━━━━━ Dataset content

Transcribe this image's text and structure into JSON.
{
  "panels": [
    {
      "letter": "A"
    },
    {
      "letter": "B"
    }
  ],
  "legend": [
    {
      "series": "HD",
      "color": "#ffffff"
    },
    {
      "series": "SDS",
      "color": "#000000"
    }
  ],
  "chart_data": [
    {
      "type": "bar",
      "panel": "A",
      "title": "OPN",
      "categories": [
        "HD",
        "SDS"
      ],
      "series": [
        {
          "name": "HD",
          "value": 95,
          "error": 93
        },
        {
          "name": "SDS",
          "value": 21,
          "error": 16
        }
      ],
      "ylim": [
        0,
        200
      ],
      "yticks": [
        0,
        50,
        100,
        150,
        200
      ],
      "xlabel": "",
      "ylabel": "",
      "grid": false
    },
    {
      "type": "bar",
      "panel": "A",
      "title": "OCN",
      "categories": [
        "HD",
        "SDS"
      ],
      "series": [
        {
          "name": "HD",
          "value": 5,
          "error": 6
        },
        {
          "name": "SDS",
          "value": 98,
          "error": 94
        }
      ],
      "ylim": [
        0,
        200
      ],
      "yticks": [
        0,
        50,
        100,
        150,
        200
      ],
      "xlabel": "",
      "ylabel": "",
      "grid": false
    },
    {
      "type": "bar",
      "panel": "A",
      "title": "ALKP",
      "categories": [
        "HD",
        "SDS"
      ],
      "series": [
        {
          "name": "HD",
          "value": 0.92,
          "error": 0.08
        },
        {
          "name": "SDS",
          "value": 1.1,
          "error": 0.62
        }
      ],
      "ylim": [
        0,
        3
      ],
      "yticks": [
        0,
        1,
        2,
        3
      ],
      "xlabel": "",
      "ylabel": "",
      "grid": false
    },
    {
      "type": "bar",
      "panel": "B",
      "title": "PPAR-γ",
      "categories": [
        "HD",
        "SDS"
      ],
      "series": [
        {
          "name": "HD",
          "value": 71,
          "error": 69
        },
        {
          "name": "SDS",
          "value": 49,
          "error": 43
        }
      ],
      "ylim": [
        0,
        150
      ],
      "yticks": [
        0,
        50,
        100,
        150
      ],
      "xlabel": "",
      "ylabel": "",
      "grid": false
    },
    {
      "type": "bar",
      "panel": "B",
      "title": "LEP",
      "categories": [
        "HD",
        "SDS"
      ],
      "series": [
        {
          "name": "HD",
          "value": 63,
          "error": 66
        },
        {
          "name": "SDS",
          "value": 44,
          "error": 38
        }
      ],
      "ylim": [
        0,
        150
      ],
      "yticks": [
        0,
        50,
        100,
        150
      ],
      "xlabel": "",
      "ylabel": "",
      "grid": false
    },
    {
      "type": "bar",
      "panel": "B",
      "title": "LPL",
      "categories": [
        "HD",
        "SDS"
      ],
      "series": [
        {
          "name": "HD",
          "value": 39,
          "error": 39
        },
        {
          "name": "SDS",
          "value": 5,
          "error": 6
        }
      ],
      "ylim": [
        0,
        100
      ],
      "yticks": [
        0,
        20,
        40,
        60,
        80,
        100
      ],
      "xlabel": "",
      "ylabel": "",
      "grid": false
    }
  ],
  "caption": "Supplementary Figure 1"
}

━━━━━━━━━━

Work required:
The listing above should be transcribed in full, exactly as written.

Task solution:
Transcribe this image's text and structure into JSON.
{
  "panels": [
    {
      "letter": "A"
    },
    {
      "letter": "B"
    }
  ],
  "legend": [
    {
      "series": "HD",
      "color": "#ffffff"
    },
    {
      "series": "SDS",
      "color": "#000000"
    }
  ],
  "chart_data": [
    {
      "type": "bar",
      "panel": "A",
      "title": "OPN",
      "categories": [
        "HD",
        "SDS"
      ],
      "series": [
        {
          "name": "HD",
          "value": 95,
          "error": 93
        },
        {
          "name": "SDS",
          "value": 21,
          "error": 16
        }
      ],
      "ylim": [
        0,
        200
      ],
      "yticks": [
        0,
        50,
        100,
        150,
        200
      ],
      "xlabel": "",
      "ylabel": "",
      "grid": false
    },
    {
      "type": "bar",
      "panel": "A",
      "title": "OCN",
      "categories": [
        "HD",
        "SDS"
      ],
      "series": [
        {
          "name": "HD",
          "value": 5,
          "error": 6
        },
        {
          "name": "SDS",
          "value": 98,
          "error": 94
        }
      ],
      "ylim": [
        0,
        200
      ],
      "yticks": [
        0,
        50,
        100,
        150,
        200
      ],
      "xlabel": "",
      "ylabel": "",
      "grid": false
    },
    {
      "type": "bar",
      "panel": "A",
      "title": "ALKP",
      "categories": [
        "HD",
        "SDS"
      ],
      "series": [
        {
          "name": "HD",
          "value": 0.92,
          "error": 0.08
        },
        {
          "name": "SDS",
          "value": 1.1,
          "error": 0.62
        }
      ],
      "ylim": [
        0,
        3
      ],
      "yticks": [
        0,
        1,
        2,
        3
      ],
      "xlabel": "",
      "ylabel": "",
      "grid": false
    },
    {
      "type": "bar",
      "panel": "B",
      "title": "PPAR-γ",
      "categories": [
        "HD",
        "SDS"
      ],
      "series": [
        {
          "name": "HD",
          "value": 71,
          "error": 69
        },
        {
          "name": "SDS",
          "value": 49,
          "error": 43
        }
      ],
      "ylim": [
        0,
        150
      ],
      "yticks": [
        0,
        50,
        100,
        150
      ],
      "xlabel": "",
      "ylabel": "",
      "grid": false
    },
    {
      "type": "bar",
      "panel": "B",
      "title": "LEP",
      "categories": [
        "HD",
        "SDS"
      ],
      "series": [
        {
          "name": "HD",
          "value": 63,
          "error": 66
        },
        {
          "name": "SDS",
          "value": 44,
          "error": 38
        }
      ],
      "ylim": [
        0,
        150
      ],
      "yticks": [
        0,
        50,
        100,
        150
      ],
      "xlabel": "",
      "ylabel": "",
      "grid": false
    },
    {
      "type": "bar",
      "panel": "B",
      "title": "LPL",
      "categories": [
        "HD",
        "SDS"
      ],
      "series": [
        {
          "name": "HD",
          "value": 39,
          "error": 39
        },
        {
          "name": "SDS",
          "value": 5,
          "error": 6
        }
      ],
      "ylim": [
        0,
        100
      ],
      "yticks": [
        0,
        20,
        40,
        60,
        80,
        100
      ],
      "xlabel": "",
      "ylabel": "",
      "grid": false
    }
  ],
  "caption": "Supplementary Figure 1"
}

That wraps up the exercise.